═════ Data shown

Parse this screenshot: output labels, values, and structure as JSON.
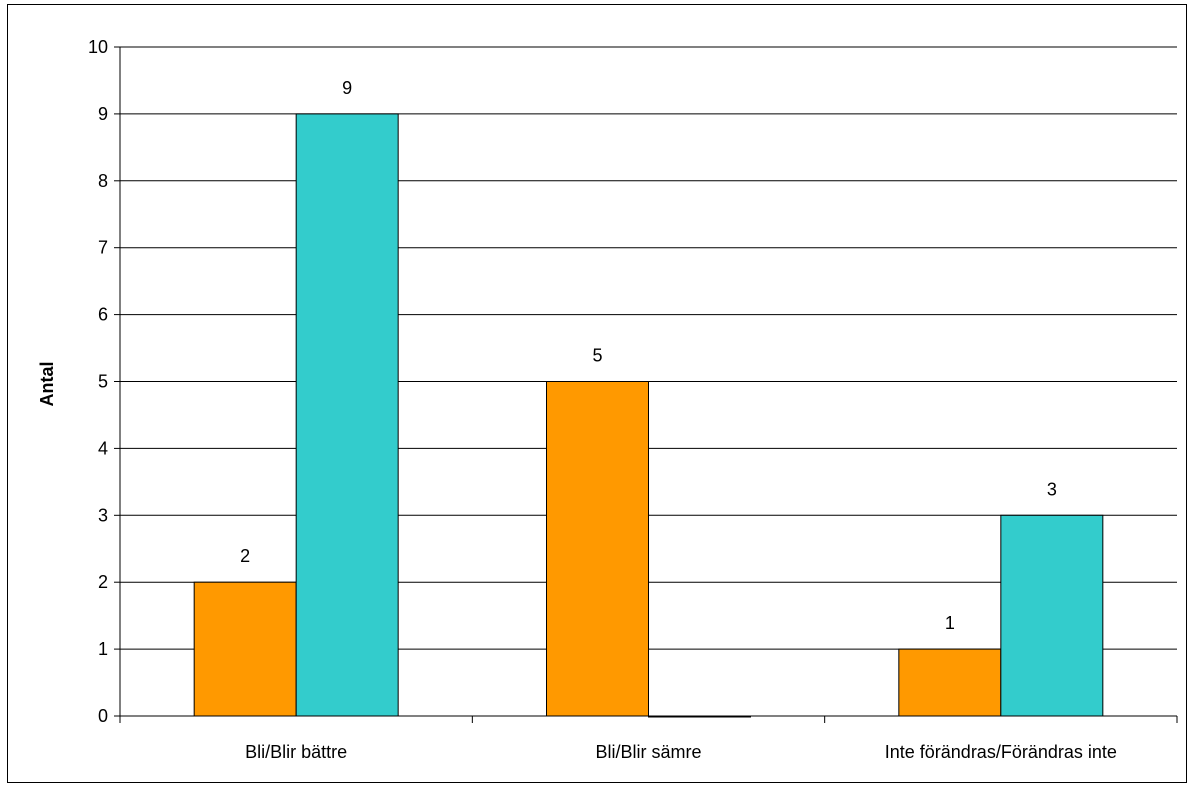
{
  "chart_data": {
    "type": "bar",
    "title": "",
    "xlabel": "",
    "ylabel": "Antal",
    "categories": [
      "Bli/Blir bättre",
      "Bli/Blir sämre",
      "Inte förändras/Förändras inte"
    ],
    "series": [
      {
        "values": [
          2,
          5,
          1
        ],
        "color": "#ff9900"
      },
      {
        "values": [
          9,
          0,
          3
        ],
        "color": "#33cccc"
      }
    ],
    "ylim": [
      0,
      10
    ],
    "yticks": [
      0,
      1,
      2,
      3,
      4,
      5,
      6,
      7,
      8,
      9,
      10
    ],
    "data_labels": [
      [
        "2",
        "5",
        "1"
      ],
      [
        "9",
        "",
        "3"
      ]
    ],
    "grid": true,
    "legend": "none"
  }
}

══════════

[Instructions for the task] Would you return the data exactly as written, without the pictures?

[Output for this exercise]
Parse this screenshot: output labels, values, and structure as JSON.
{
  "chart_data": {
    "type": "bar",
    "title": "",
    "xlabel": "",
    "ylabel": "Antal",
    "categories": [
      "Bli/Blir bättre",
      "Bli/Blir sämre",
      "Inte förändras/Förändras inte"
    ],
    "series": [
      {
        "values": [
          2,
          5,
          1
        ],
        "color": "#ff9900"
      },
      {
        "values": [
          9,
          0,
          3
        ],
        "color": "#33cccc"
      }
    ],
    "ylim": [
      0,
      10
    ],
    "yticks": [
      0,
      1,
      2,
      3,
      4,
      5,
      6,
      7,
      8,
      9,
      10
    ],
    "data_labels": [
      [
        "2",
        "5",
        "1"
      ],
      [
        "9",
        "",
        "3"
      ]
    ],
    "grid": true,
    "legend": "none"
  }
}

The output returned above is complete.